--- START ---
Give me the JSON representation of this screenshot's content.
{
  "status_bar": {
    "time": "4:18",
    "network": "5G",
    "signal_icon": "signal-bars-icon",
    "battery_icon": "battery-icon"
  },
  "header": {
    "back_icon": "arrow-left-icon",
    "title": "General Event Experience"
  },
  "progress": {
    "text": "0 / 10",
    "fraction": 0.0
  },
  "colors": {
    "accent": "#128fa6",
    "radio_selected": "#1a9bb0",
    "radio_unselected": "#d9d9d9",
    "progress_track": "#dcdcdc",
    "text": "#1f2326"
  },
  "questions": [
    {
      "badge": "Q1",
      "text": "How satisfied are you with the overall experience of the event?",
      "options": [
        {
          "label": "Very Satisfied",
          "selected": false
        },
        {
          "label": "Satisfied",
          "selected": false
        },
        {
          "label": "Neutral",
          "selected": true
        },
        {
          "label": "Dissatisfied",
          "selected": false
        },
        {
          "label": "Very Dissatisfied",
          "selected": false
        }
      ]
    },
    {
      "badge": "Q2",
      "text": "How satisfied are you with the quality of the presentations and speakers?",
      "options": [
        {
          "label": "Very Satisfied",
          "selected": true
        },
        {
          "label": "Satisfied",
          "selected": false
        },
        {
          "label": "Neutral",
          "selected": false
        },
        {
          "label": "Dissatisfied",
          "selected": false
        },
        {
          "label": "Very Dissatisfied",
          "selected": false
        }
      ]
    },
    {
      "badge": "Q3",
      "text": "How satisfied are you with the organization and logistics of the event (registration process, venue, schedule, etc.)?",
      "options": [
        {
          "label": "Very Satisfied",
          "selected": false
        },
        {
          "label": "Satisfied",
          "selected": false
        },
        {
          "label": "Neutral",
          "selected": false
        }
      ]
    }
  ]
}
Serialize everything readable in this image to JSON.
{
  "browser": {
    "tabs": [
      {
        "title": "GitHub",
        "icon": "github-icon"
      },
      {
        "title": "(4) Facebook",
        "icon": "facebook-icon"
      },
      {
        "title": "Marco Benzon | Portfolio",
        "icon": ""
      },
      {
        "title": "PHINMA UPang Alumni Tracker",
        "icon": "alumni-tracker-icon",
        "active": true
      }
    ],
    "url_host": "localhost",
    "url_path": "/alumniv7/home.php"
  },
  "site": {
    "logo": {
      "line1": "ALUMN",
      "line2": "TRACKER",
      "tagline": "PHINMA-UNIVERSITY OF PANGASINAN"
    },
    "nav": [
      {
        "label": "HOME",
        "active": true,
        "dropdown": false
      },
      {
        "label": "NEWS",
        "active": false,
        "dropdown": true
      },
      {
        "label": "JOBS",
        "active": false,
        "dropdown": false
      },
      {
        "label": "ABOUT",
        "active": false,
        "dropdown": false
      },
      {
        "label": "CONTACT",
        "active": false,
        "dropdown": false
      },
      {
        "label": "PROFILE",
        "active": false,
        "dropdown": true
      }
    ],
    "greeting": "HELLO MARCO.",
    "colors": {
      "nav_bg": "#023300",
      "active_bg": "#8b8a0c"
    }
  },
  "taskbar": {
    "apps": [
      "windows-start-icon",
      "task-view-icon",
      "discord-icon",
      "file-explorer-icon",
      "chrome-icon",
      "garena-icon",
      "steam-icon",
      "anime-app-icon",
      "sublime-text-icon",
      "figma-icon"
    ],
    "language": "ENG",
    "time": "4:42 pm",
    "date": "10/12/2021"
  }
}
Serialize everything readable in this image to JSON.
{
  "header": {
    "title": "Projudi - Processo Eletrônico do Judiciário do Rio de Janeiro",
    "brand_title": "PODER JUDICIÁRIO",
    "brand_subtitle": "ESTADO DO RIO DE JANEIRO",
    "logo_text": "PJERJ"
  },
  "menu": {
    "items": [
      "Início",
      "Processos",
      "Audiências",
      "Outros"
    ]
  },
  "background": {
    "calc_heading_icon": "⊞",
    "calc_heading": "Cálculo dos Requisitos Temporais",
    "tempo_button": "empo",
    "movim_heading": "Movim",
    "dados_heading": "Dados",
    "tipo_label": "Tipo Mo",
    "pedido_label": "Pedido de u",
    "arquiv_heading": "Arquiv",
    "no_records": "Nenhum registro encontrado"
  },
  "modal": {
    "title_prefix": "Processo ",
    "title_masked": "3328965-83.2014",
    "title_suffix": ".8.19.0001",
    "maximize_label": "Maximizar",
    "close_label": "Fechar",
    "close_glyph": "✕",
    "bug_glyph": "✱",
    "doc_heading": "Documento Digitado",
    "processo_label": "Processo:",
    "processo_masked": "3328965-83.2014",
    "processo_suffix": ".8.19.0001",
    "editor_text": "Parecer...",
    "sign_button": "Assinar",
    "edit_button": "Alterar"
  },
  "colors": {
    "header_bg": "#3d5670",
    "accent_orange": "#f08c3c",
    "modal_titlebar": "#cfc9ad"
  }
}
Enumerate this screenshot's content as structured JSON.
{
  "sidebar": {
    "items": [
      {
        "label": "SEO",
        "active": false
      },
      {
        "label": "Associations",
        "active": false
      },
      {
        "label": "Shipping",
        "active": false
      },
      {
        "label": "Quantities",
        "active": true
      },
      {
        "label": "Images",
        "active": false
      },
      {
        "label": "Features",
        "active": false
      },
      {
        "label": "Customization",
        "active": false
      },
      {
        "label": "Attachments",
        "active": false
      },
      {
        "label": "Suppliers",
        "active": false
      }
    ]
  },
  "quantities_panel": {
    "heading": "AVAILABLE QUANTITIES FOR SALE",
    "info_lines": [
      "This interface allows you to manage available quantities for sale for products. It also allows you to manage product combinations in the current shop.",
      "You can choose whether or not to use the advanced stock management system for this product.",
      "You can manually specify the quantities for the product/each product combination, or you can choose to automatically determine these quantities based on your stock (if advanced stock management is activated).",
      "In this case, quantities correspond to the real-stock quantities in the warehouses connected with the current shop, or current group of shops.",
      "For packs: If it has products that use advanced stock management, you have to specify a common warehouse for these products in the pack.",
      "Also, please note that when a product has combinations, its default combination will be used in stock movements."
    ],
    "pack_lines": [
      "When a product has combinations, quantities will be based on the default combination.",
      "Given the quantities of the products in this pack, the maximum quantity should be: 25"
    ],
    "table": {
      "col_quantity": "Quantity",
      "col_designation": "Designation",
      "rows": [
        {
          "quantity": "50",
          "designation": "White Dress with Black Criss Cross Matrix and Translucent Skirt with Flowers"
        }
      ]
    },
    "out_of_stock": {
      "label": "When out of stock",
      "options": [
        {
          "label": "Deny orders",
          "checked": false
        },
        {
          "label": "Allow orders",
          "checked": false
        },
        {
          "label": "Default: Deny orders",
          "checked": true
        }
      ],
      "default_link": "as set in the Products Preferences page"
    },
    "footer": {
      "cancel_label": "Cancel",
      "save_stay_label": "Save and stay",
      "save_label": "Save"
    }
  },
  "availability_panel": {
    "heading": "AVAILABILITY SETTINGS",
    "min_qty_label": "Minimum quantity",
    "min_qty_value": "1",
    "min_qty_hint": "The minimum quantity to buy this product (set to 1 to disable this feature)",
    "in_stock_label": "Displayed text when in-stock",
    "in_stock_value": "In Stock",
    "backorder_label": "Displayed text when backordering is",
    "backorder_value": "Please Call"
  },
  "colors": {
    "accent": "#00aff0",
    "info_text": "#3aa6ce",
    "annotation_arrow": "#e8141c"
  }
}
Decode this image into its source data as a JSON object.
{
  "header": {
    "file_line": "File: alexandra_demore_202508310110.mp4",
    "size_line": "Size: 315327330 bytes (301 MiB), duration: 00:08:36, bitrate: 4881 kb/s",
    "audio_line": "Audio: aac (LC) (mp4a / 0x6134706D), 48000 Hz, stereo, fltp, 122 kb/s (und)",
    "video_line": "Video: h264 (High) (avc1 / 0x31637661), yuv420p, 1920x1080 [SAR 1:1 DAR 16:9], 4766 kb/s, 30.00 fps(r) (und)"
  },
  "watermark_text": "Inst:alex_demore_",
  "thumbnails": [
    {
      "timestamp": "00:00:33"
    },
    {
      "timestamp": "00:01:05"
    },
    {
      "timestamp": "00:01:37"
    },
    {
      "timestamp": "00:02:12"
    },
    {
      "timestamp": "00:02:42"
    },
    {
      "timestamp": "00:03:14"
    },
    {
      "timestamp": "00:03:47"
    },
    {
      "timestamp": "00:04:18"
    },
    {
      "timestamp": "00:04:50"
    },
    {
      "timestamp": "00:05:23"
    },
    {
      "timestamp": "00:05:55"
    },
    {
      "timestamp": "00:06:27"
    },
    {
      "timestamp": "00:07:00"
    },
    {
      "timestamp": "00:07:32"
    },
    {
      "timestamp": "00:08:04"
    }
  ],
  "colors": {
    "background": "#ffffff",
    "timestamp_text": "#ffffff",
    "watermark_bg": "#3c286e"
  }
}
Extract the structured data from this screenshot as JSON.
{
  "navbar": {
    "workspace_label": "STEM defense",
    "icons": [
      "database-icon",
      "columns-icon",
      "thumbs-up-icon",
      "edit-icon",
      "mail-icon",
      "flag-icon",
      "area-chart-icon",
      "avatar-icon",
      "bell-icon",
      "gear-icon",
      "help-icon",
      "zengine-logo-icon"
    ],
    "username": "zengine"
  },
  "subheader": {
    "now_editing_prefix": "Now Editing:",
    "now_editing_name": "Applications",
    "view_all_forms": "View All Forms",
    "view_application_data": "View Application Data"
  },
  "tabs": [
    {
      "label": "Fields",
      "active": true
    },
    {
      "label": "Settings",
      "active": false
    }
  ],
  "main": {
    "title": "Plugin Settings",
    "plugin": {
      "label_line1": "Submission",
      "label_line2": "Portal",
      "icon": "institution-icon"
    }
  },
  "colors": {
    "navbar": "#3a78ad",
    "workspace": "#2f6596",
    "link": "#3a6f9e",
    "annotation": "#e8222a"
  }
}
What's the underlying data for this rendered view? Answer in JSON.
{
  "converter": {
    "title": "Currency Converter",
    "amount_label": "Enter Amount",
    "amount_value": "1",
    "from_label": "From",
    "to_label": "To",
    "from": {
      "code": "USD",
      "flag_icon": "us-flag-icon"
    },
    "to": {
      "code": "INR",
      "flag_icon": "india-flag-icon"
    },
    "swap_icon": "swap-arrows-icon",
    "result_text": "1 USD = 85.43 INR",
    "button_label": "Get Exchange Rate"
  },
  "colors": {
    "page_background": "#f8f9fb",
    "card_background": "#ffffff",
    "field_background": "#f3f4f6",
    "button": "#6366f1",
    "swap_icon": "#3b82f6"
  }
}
--- END ---
## [What this task involves]
Note each line of the entries that has "structured" in it, and copy those lines.

## [The output]
Enumerate this screenshot's content as structured JSON.
Extract the structured data from this screenshot as JSON.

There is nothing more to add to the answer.